Supplied material:
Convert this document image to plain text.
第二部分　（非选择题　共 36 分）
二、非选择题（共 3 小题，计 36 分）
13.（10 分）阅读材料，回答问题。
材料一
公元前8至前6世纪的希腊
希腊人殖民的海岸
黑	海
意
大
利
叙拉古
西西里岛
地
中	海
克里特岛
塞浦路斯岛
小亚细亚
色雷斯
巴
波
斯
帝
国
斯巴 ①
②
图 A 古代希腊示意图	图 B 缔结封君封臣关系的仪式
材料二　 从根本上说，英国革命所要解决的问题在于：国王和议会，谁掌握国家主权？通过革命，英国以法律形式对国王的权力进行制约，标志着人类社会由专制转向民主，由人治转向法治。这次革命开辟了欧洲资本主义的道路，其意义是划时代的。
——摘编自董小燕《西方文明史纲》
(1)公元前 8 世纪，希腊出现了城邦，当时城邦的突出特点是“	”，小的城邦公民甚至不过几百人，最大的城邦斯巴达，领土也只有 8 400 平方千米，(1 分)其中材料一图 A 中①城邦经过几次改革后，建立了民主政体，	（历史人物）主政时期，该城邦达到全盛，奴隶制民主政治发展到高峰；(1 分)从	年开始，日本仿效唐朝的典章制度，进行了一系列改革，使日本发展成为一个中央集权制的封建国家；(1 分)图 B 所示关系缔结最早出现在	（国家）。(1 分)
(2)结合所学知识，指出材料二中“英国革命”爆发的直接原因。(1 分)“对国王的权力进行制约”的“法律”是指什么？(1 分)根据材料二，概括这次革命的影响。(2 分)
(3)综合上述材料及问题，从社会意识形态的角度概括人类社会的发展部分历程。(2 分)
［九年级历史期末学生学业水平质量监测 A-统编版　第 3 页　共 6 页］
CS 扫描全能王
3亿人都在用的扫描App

What you have to do:
Return the full listing, character for character.

Final result:
Convert this document image to plain text.
第二部分　（非选择题　共 36 分）
二、非选择题（共 3 小题，计 36 分）
13.（10 分）阅读材料，回答问题。
材料一
公元前8至前6世纪的希腊
希腊人殖民的海岸
黑	海
意
大
利
叙拉古
西西里岛
地
中	海
克里特岛
塞浦路斯岛
小亚细亚
色雷斯
巴
波
斯
帝
国
斯巴 ①
②
图 A 古代希腊示意图	图 B 缔结封君封臣关系的仪式
材料二　 从根本上说，英国革命所要解决的问题在于：国王和议会，谁掌握国家主权？通过革命，英国以法律形式对国王的权力进行制约，标志着人类社会由专制转向民主，由人治转向法治。这次革命开辟了欧洲资本主义的道路，其意义是划时代的。
——摘编自董小燕《西方文明史纲》
(1)公元前 8 世纪，希腊出现了城邦，当时城邦的突出特点是“	”，小的城邦公民甚至不过几百人，最大的城邦斯巴达，领土也只有 8 400 平方千米，(1 分)其中材料一图 A 中①城邦经过几次改革后，建立了民主政体，	（历史人物）主政时期，该城邦达到全盛，奴隶制民主政治发展到高峰；(1 分)从	年开始，日本仿效唐朝的典章制度，进行了一系列改革，使日本发展成为一个中央集权制的封建国家；(1 分)图 B 所示关系缔结最早出现在	（国家）。(1 分)
(2)结合所学知识，指出材料二中“英国革命”爆发的直接原因。(1 分)“对国王的权力进行制约”的“法律”是指什么？(1 分)根据材料二，概括这次革命的影响。(2 分)
(3)综合上述材料及问题，从社会意识形态的角度概括人类社会的发展部分历程。(2 分)
［九年级历史期末学生学业水平质量监测 A-统编版　第 3 页　共 6 页］
CS 扫描全能王
3亿人都在用的扫描App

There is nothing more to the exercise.